- What the task asks -
Copy out all lines that hold "sound".

- Supplied data -
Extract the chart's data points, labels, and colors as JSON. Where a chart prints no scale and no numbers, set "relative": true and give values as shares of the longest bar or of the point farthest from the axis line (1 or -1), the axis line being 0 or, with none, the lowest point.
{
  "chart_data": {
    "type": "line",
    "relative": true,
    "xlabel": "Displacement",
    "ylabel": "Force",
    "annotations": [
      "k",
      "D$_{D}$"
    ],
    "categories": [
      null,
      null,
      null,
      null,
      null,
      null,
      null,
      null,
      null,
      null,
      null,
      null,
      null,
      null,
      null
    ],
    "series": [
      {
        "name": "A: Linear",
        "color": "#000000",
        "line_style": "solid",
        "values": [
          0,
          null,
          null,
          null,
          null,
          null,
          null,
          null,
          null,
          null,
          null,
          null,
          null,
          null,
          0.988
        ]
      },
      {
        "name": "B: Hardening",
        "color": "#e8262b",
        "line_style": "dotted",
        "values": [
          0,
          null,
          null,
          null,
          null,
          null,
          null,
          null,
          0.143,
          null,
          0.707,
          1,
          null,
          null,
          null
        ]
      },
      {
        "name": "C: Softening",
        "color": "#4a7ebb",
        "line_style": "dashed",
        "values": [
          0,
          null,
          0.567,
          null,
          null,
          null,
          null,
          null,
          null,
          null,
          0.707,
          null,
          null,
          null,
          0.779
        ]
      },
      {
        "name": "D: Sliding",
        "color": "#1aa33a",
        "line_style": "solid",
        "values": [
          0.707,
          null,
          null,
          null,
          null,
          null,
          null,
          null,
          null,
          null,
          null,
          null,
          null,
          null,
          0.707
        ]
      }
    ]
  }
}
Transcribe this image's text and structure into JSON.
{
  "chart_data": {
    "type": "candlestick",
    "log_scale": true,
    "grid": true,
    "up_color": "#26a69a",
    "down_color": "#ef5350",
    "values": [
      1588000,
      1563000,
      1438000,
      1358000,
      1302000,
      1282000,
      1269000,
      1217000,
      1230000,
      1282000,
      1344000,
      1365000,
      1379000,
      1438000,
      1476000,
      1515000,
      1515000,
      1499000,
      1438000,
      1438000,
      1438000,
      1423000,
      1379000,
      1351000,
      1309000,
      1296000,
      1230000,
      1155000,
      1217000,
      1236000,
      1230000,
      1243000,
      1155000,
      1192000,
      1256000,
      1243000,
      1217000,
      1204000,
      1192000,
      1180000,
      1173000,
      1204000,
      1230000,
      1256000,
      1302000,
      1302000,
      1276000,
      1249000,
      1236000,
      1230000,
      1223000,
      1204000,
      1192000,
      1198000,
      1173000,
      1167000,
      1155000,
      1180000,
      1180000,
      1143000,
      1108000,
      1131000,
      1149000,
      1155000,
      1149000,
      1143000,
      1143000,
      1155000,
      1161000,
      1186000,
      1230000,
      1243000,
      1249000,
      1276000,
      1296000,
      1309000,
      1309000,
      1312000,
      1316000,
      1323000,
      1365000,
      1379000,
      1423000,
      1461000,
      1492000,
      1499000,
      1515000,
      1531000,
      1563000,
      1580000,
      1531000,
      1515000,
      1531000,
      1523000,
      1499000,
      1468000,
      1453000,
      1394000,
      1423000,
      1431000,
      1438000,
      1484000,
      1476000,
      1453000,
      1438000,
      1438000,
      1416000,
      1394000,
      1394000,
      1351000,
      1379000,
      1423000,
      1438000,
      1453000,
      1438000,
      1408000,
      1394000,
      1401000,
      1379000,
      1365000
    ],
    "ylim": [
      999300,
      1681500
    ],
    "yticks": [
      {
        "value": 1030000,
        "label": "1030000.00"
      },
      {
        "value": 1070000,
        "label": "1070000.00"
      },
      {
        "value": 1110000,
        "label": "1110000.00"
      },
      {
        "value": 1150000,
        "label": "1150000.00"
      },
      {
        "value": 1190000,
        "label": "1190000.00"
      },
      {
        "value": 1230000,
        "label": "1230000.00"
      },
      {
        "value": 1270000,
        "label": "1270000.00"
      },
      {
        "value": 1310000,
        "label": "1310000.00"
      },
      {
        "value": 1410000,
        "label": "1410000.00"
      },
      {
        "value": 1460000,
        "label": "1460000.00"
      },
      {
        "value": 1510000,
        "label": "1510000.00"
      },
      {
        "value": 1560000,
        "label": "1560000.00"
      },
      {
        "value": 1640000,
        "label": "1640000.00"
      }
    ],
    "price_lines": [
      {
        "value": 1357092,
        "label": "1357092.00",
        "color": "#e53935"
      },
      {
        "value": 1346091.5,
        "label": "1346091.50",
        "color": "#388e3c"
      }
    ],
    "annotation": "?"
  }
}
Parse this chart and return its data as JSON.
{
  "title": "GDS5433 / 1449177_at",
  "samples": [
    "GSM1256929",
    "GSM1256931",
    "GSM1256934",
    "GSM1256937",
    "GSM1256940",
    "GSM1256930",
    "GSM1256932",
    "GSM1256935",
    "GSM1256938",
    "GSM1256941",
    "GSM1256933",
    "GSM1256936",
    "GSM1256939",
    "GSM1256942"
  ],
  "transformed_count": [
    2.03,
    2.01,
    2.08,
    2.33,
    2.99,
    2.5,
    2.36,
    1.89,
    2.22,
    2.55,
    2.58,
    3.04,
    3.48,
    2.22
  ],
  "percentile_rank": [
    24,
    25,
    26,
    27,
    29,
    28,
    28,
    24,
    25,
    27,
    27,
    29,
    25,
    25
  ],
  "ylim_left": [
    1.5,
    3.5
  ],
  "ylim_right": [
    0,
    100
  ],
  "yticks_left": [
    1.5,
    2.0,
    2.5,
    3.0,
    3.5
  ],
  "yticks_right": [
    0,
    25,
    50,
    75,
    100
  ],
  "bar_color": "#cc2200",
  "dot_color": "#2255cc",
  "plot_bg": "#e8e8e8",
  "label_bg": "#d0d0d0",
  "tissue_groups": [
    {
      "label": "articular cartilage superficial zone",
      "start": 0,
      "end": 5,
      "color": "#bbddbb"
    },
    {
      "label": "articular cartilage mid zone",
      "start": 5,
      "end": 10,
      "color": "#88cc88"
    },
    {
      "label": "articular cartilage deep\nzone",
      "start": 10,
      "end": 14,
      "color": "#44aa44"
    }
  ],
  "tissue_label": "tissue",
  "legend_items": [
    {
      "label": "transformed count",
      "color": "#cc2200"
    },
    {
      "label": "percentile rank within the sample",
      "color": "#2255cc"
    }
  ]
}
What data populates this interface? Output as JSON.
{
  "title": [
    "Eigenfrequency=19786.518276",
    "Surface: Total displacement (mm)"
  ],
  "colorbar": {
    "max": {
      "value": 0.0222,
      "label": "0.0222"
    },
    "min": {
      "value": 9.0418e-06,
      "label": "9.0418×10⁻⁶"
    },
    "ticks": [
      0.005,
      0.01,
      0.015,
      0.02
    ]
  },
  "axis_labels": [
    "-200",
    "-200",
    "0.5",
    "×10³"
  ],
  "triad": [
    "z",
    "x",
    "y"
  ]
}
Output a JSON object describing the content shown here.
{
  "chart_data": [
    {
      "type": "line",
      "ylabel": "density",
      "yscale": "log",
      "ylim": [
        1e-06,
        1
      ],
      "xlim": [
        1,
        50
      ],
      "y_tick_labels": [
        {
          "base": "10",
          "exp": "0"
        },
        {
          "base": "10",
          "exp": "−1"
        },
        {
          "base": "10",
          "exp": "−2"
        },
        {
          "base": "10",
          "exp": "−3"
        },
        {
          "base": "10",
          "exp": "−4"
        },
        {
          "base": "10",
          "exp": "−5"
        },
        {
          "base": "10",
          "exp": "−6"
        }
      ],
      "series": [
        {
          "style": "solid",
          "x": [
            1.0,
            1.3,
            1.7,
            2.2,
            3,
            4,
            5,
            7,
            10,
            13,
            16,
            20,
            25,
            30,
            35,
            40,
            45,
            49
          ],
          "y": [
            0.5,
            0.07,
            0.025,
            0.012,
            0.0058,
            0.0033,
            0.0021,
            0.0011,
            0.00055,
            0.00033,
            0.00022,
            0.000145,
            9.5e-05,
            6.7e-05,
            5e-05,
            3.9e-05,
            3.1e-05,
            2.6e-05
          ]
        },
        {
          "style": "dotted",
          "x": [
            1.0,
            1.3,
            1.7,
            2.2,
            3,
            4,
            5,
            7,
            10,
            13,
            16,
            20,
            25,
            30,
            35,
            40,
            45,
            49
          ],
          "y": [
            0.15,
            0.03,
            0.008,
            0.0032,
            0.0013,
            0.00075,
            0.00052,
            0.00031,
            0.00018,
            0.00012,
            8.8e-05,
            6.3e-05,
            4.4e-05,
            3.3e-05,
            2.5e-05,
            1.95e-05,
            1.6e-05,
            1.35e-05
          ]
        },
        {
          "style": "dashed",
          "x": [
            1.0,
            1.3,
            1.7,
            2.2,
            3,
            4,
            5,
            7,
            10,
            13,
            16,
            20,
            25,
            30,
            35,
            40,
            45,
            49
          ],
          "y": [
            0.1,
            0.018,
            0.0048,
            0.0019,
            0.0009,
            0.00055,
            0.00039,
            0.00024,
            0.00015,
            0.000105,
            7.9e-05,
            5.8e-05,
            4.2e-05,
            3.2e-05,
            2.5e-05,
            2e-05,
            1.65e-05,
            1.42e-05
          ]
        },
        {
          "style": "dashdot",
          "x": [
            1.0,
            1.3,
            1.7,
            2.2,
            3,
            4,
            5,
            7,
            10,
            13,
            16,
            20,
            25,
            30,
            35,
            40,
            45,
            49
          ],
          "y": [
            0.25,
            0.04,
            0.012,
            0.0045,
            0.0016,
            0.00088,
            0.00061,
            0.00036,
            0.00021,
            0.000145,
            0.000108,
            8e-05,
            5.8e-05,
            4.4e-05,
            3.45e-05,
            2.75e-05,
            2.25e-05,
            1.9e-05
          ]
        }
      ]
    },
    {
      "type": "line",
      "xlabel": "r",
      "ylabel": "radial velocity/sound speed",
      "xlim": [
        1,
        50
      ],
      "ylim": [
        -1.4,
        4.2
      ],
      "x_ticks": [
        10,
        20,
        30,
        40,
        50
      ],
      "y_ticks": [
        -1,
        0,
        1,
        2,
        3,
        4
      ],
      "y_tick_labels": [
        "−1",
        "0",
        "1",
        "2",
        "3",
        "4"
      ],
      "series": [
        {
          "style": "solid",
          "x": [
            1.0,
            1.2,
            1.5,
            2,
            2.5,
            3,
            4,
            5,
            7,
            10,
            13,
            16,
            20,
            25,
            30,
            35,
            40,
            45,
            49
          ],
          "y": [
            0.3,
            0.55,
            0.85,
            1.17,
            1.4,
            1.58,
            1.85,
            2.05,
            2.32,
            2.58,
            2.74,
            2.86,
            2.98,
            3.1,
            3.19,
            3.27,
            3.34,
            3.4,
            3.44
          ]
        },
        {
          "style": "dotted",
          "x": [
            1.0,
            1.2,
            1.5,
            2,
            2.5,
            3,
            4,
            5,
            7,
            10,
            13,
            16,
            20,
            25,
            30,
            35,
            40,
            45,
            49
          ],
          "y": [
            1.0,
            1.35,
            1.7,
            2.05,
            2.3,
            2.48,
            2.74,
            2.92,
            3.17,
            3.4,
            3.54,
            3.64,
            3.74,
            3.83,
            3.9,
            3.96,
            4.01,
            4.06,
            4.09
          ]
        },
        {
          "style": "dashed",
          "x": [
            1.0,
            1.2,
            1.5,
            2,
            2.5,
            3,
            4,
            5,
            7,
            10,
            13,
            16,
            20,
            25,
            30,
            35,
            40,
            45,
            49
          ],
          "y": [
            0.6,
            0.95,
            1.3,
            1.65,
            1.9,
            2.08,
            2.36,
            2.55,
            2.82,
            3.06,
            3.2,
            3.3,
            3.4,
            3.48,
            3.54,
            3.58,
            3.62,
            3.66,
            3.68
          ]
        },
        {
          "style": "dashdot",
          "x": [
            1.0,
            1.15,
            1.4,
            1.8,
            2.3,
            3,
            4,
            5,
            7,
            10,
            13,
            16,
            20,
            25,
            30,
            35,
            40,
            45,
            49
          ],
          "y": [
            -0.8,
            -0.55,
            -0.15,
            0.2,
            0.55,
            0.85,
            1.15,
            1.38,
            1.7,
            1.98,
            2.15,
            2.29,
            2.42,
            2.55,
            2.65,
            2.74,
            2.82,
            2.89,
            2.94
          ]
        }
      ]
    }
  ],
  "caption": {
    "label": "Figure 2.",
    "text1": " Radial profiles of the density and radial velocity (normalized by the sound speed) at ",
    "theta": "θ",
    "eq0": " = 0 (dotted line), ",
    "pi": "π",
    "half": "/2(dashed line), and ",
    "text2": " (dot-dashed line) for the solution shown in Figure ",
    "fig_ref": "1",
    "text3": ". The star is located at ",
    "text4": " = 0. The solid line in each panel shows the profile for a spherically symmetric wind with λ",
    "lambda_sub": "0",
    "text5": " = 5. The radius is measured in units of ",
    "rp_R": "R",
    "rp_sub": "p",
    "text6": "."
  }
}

- The solution -
      "ylabel": "radial velocity/sound speed",
    "text1": " Radial profiles of the density and radial velocity (normalized by the sound speed) at ",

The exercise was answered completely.